» What you are asked to do
Each line below should be retyped exactly, with no pictures.
▬▬▬▬▬▬▬▬▬▬
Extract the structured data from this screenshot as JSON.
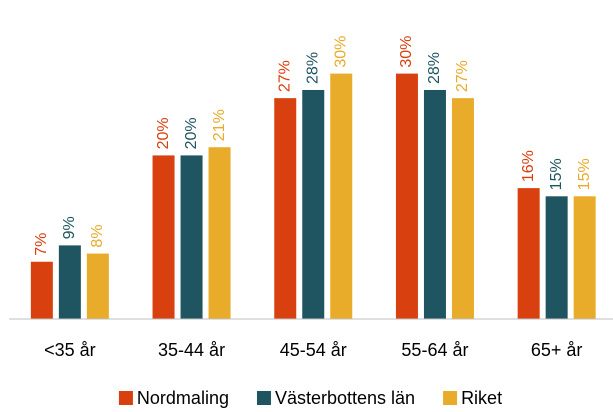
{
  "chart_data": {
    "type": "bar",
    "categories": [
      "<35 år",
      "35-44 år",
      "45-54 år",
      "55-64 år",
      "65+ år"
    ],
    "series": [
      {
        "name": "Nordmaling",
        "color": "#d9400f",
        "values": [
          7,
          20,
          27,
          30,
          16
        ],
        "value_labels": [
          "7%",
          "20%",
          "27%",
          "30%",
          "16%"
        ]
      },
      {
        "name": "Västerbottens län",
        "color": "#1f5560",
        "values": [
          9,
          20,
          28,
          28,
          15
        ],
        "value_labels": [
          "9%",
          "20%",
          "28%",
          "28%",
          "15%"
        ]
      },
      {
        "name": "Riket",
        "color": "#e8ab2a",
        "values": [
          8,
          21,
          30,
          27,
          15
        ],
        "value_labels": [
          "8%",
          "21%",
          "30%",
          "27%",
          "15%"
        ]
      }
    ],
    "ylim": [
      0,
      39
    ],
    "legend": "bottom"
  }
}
▬▬▬▬▬▬▬▬▬▬
» Exercise output
Extract the structured data from this screenshot as JSON.
{
  "chart_data": {
    "type": "bar",
    "categories": [
      "<35 år",
      "35-44 år",
      "45-54 år",
      "55-64 år",
      "65+ år"
    ],
    "series": [
      {
        "name": "Nordmaling",
        "color": "#d9400f",
        "values": [
          7,
          20,
          27,
          30,
          16
        ],
        "value_labels": [
          "7%",
          "20%",
          "27%",
          "30%",
          "16%"
        ]
      },
      {
        "name": "Västerbottens län",
        "color": "#1f5560",
        "values": [
          9,
          20,
          28,
          28,
          15
        ],
        "value_labels": [
          "9%",
          "20%",
          "28%",
          "28%",
          "15%"
        ]
      },
      {
        "name": "Riket",
        "color": "#e8ab2a",
        "values": [
          8,
          21,
          30,
          27,
          15
        ],
        "value_labels": [
          "8%",
          "21%",
          "30%",
          "27%",
          "15%"
        ]
      }
    ],
    "ylim": [
      0,
      39
    ],
    "legend": "bottom"
  }
}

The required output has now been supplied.